◆ SET PROBLEM ◆
Identify each line containing the word "close" and copy it.
#####
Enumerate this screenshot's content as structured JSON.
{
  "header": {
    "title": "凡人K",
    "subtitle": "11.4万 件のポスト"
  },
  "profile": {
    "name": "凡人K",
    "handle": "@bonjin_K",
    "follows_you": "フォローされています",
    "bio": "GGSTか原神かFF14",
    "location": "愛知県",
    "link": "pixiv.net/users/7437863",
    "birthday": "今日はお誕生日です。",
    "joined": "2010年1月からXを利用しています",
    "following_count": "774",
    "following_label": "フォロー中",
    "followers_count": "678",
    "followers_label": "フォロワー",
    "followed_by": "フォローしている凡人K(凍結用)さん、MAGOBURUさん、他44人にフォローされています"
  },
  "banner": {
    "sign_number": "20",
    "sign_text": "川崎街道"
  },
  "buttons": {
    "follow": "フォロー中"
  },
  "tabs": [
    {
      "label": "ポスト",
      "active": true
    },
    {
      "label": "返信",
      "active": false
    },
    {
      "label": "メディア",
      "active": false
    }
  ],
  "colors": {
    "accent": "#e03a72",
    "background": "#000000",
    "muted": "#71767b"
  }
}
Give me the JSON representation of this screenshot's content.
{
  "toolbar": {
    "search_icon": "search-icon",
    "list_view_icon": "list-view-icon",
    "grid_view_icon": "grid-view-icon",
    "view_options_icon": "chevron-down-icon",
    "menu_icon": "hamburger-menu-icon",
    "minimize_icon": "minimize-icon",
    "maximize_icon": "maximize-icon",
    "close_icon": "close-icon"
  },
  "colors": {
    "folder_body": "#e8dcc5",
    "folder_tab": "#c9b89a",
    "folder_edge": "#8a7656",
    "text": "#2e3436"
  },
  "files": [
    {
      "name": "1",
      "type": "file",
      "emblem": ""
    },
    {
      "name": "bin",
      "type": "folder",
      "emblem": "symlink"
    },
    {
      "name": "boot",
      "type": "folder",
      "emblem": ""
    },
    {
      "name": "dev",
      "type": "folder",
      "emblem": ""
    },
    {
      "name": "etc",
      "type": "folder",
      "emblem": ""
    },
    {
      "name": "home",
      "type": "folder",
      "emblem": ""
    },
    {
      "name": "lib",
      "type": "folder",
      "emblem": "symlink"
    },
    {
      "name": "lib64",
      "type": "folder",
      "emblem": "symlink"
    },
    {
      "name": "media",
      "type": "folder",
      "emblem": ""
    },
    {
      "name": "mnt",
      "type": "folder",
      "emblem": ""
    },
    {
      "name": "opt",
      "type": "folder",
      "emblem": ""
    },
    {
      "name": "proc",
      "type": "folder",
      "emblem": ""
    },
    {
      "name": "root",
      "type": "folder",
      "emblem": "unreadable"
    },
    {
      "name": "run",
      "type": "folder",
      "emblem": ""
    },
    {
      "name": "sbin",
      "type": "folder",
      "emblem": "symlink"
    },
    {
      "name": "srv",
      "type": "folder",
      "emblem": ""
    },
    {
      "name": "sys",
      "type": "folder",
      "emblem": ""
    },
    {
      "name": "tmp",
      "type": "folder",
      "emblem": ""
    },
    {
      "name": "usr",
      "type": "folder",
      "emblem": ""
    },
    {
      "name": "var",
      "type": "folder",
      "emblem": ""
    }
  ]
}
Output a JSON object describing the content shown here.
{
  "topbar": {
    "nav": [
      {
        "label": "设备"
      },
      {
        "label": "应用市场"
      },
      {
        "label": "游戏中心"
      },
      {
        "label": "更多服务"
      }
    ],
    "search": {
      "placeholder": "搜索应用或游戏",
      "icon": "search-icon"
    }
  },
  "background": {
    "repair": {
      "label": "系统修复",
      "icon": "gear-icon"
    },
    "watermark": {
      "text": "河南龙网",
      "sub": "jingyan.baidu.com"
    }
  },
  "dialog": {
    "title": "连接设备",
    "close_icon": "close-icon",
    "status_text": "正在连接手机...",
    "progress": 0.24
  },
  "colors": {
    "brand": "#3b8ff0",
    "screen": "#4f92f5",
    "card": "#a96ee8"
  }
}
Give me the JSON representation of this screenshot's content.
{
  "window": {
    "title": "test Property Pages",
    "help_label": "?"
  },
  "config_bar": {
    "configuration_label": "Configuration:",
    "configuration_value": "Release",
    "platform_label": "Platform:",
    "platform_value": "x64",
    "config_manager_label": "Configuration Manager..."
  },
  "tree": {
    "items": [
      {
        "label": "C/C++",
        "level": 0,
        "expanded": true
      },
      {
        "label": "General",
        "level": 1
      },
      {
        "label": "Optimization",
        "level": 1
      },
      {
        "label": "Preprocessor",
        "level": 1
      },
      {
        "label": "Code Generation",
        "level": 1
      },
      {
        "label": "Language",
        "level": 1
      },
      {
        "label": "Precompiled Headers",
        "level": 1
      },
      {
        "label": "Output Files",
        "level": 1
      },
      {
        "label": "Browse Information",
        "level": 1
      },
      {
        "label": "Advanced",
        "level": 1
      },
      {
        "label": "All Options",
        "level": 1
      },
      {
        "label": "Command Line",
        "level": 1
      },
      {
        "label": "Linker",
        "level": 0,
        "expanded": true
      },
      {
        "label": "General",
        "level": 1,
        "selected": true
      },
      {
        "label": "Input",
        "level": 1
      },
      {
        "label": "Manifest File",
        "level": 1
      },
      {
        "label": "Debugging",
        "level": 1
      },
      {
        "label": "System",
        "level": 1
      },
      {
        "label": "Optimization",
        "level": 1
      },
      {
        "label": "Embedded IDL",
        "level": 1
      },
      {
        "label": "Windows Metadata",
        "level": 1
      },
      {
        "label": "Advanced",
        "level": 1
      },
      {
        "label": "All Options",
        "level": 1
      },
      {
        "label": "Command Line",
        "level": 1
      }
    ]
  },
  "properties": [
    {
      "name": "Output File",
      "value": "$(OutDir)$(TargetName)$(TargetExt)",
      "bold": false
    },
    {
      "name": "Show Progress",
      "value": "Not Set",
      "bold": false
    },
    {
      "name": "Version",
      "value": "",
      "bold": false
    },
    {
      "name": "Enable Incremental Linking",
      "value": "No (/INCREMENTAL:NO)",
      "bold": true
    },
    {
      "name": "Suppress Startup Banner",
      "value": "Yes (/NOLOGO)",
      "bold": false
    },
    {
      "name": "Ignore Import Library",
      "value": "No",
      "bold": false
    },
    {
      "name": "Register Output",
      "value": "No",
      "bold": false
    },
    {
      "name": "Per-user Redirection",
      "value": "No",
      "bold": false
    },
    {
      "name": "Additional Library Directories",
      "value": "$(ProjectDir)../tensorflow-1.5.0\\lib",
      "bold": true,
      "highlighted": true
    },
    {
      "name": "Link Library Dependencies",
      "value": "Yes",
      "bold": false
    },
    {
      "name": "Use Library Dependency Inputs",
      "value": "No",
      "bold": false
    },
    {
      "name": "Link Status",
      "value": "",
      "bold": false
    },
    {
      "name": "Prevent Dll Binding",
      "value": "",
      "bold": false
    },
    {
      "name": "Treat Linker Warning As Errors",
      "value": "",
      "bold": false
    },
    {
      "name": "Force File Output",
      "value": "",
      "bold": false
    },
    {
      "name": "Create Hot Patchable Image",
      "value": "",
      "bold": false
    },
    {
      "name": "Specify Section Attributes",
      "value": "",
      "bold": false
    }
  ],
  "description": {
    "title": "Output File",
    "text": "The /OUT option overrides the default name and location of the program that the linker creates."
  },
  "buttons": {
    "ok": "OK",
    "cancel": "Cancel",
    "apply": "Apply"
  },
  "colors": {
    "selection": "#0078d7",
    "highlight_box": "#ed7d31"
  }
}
#####
◆ THE ANSWER ◆
    "close_icon": "close-icon"
    "close_icon": "close-icon",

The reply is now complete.